Excerpts from a figure dataset
<<<<

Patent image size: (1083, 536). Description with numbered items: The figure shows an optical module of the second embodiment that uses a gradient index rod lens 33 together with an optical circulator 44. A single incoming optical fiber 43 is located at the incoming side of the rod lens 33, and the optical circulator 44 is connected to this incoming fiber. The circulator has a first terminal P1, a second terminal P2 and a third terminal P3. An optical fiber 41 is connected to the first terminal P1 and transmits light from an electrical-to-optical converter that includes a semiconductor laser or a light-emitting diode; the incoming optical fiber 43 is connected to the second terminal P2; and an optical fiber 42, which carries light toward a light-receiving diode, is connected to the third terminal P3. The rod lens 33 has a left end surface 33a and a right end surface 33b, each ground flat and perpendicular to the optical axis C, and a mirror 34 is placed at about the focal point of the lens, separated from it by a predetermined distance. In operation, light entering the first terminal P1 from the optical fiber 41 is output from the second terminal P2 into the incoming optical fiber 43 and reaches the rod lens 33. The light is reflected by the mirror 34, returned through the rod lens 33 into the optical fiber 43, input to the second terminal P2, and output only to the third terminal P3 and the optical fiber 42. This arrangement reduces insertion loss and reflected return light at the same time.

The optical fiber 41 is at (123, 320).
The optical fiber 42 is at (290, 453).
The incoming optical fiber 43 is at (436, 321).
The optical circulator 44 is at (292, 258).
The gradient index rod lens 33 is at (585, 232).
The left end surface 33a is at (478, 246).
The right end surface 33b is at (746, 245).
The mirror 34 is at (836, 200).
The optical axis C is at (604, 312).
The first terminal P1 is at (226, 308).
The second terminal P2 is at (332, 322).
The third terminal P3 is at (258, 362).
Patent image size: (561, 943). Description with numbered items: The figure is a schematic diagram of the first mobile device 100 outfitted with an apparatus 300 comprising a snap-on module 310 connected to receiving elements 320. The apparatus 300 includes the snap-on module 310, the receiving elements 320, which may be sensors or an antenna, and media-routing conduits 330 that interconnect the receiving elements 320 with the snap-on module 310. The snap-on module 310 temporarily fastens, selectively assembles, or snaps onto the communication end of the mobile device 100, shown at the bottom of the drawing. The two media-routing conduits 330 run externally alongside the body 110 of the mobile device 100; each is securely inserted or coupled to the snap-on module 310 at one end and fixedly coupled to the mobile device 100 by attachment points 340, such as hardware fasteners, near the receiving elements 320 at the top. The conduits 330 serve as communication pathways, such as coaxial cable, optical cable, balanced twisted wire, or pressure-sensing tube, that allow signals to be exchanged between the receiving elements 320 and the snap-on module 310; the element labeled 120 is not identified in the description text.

>>>>

*Prompt*: Turn every one of the rows above into a numbered list, leaving out any blank lines.

*Output of the exercise*:
1. Patent image size: (1083, 536). Description with numbered items: The figure shows an optical module of the second embodiment that uses a gradient index rod lens 33 together with an optical circulator 44. A single incoming optical fiber 43 is located at the incoming side of the rod lens 33, and the optical circulator 44 is connected to this incoming fiber. The circulator has a first terminal P1, a second terminal P2 and a third terminal P3. An optical fiber 41 is connected to the first terminal P1 and transmits light from an electrical-to-optical converter that includes a semiconductor laser or a light-emitting diode; the incoming optical fiber 43 is connected to the second terminal P2; and an optical fiber 42, which carries light toward a light-receiving diode, is connected to the third terminal P3. The rod lens 33 has a left end surface 33a and a right end surface 33b, each ground flat and perpendicular to the optical axis C, and a mirror 34 is placed at about the focal point of the lens, separated from it by a predetermined distance. In operation, light entering the first terminal P1 from the optical fiber 41 is output from the second terminal P2 into the incoming optical fiber 43 and reaches the rod lens 33. The light is reflected by the mirror 34, returned through the rod lens 33 into the optical fiber 43, input to the second terminal P2, and output only to the third terminal P3 and the optical fiber 42. This arrangement reduces insertion loss and reflected return light at the same time.
2. The optical fiber 41 is at (123, 320).
3. The optical fiber 42 is at (290, 453).
4. The incoming optical fiber 43 is at (436, 321).
5. The optical circulator 44 is at (292, 258).
6. The gradient index rod lens 33 is at (585, 232).
7. The left end surface 33a is at (478, 246).
8. The right end surface 33b is at (746, 245).
9. The mirror 34 is at (836, 200).
10. The optical axis C is at (604, 312).
11. The first terminal P1 is at (226, 308).
12. The second terminal P2 is at (332, 322).
13. The third terminal P3 is at (258, 362).
14. Patent image size: (561, 943). Description with numbered items: The figure is a schematic diagram of the first mobile device 100 outfitted with an apparatus 300 comprising a snap-on module 310 connected to receiving elements 320. The apparatus 300 includes the snap-on module 310, the receiving elements 320, which may be sensors or an antenna, and media-routing conduits 330 that interconnect the receiving elements 320 with the snap-on module 310. The snap-on module 310 temporarily fastens, selectively assembles, or snaps onto the communication end of the mobile device 100, shown at the bottom of the drawing. The two media-routing conduits 330 run externally alongside the body 110 of the mobile device 100; each is securely inserted or coupled to the snap-on module 310 at one end and fixedly coupled to the mobile device 100 by attachment points 340, such as hardware fasteners, near the receiving elements 320 at the top. The conduits 330 serve as communication pathways, such as coaxial cable, optical cable, balanced twisted wire, or pressure-sensing tube, that allow signals to be exchanged between the receiving elements 320 and the snap-on module 310; the element labeled 120 is not identified in the description text.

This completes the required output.